Instructions for the task - Find the lines in the records that carry the word "Caroline". Copy each one.

Records supplied -
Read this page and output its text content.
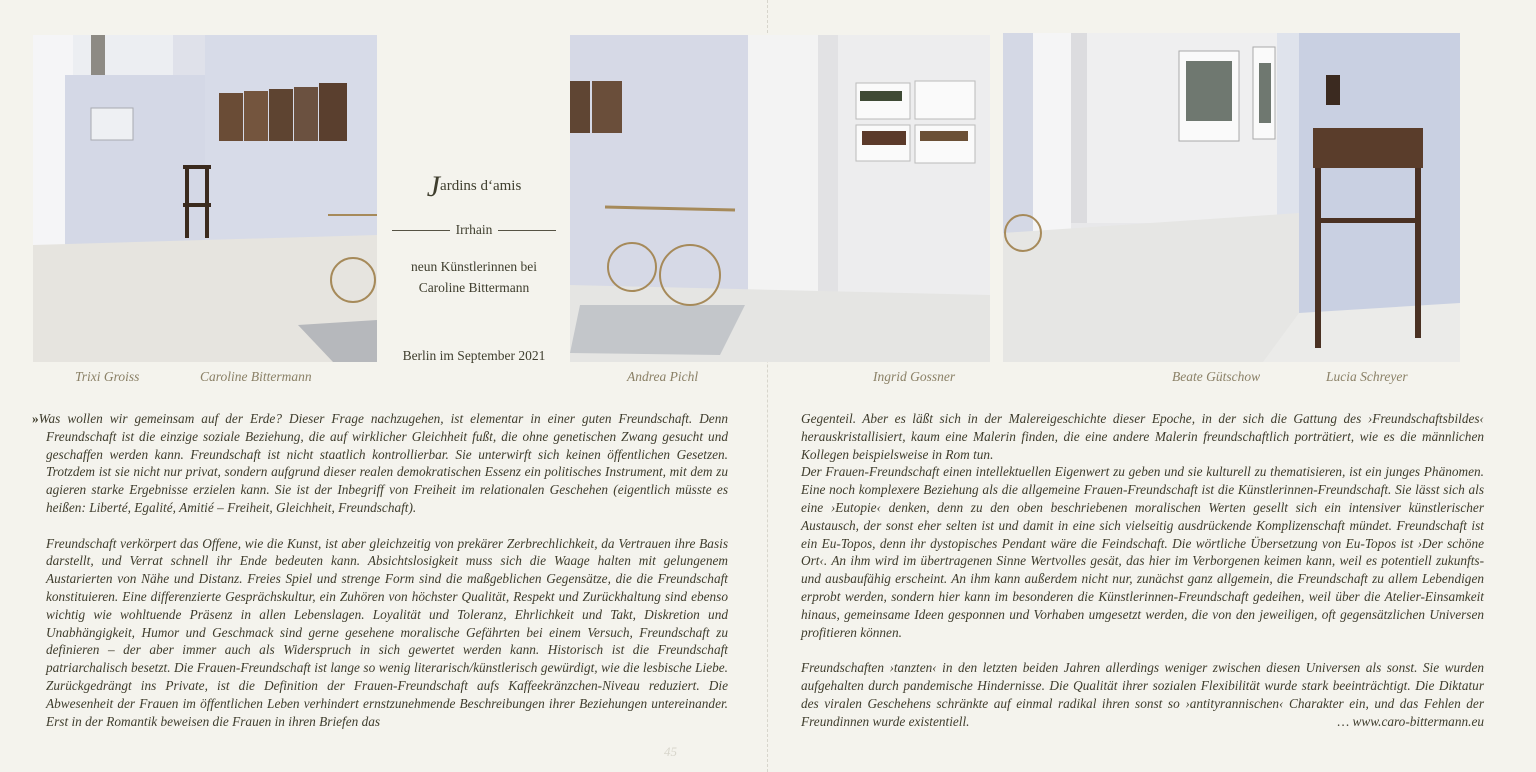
Jardins d‘amis
Irrhain
neun Künstlerinnen bei
Caroline Bittermann
Berlin im September 2021
Trixi Groiss	Caroline Bittermann	Andrea Pichl	Ingrid Gossner	Beate Gütschow	Lucia Schreyer

»Was wollen wir gemeinsam auf der Erde? Dieser Frage nachzugehen, ist elementar in einer guten Freundschaft. Denn Freundschaft ist die einzige soziale Beziehung, die auf wirklicher Gleichheit fußt, die ohne genetischen Zwang gesucht und geschaffen werden kann. Freundschaft ist nicht staatlich kontrollierbar. Sie unterwirft sich keinen öffentlichen Gesetzen. Trotzdem ist sie nicht nur privat, sondern aufgrund dieser realen demokratischen Essenz ein politisches Instrument, mit dem zu agieren starke Ergebnisse erzielen kann. Sie ist der Inbegriff von Freiheit im relationalen Geschehen (eigentlich müsste es heißen: Liberté, Egalité, Amitié – Freiheit, Gleichheit, Freundschaft).

Freundschaft verkörpert das Offene, wie die Kunst, ist aber gleichzeitig von prekärer Zerbrechlichkeit, da Vertrauen ihre Basis darstellt, und Verrat schnell ihr Ende bedeuten kann. Absichtslosigkeit muss sich die Waage halten mit gelungenem Austarierten von Nähe und Distanz. Freies Spiel und strenge Form sind die maßgeblichen Gegensätze, die die Freundschaft konstituieren. Eine differenzierte Gesprächskultur, ein Zuhören von höchster Qualität, Respekt und Zurückhaltung sind ebenso wichtig wie wohltuende Präsenz in allen Lebenslagen. Loyalität und Toleranz, Ehrlichkeit und Takt, Diskretion und Unabhängigkeit, Humor und Geschmack sind gerne gesehene moralische Gefährten bei einem Versuch, Freundschaft zu definieren – der aber immer auch als Widerspruch in sich gewertet werden kann. Historisch ist die Freundschaft patriarchalisch besetzt. Die Frauen-Freundschaft ist lange so wenig literarisch/künstlerisch gewürdigt, wie die lesbische Liebe. Zurückgedrängt ins Private, ist die Definition der Frauen-Freundschaft aufs Kaffeekränzchen-Niveau reduziert. Die Abwesenheit der Frauen im öffentlichen Leben verhindert ernstzunehmende Beschreibungen ihrer Beziehungen untereinander. Erst in der Romantik beweisen die Frauen in ihren Briefen das

Gegenteil. Aber es läßt sich in der Malereigeschichte dieser Epoche, in der sich die Gattung des ›Freundschaftsbildes‹ herauskristallisiert, kaum eine Malerin finden, die eine andere Malerin freundschaftlich porträtiert, wie es die männlichen Kollegen beispielsweise in Rom tun.
Der Frauen-Freundschaft einen intellektuellen Eigenwert zu geben und sie kulturell zu thematisieren, ist ein junges Phänomen. Eine noch komplexere Beziehung als die allgemeine Frauen-Freundschaft ist die Künstlerinnen-Freundschaft. Sie lässt sich als eine ›Eutopie‹ denken, denn zu den oben beschriebenen moralischen Werten gesellt sich ein intensiver künstlerischer Austausch, der sonst eher selten ist und damit in eine sich vielseitig ausdrückende Komplizenschaft mündet. Freundschaft ist ein Eu-Topos, denn ihr dystopisches Pendant wäre die Feindschaft. Die wörtliche Übersetzung von Eu-Topos ist ›Der schöne Ort‹. An ihm wird im übertragenen Sinne Wertvolles gesät, das hier im Verborgenen keimen kann, weil es potentiell zukunfts- und ausbaufähig erscheint. An ihm kann außerdem nicht nur, zunächst ganz allgemein, die Freundschaft zu allem Lebendigen erprobt werden, sondern hier kann im besonderen die Künstlerinnen-Freundschaft gedeihen, weil über die Atelier-Einsamkeit hinaus, gemeinsame Ideen gesponnen und Vorhaben umgesetzt werden, die von den jeweiligen, oft gegensätzlichen Universen profitieren können.

Freundschaften ›tanzten‹ in den letzten beiden Jahren allerdings weniger zwischen diesen Universen als sonst. Sie wurden aufgehalten durch pandemische Hindernisse. Die Qualität ihrer sozialen Flexibilität wurde stark beeinträchtigt. Die Diktatur des viralen Geschehens schränkte auf einmal radikal ihren sonst so ›antityrannischen‹ Charakter ein, und das Fehlen der Freundinnen wurde existentiell.	… www.caro-bittermann.eu

45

Exercise solution -
Caroline Bittermann
Trixi Groiss	Caroline Bittermann	Andrea Pichl	Ingrid Gossner	Beate Gütschow	Lucia Schreyer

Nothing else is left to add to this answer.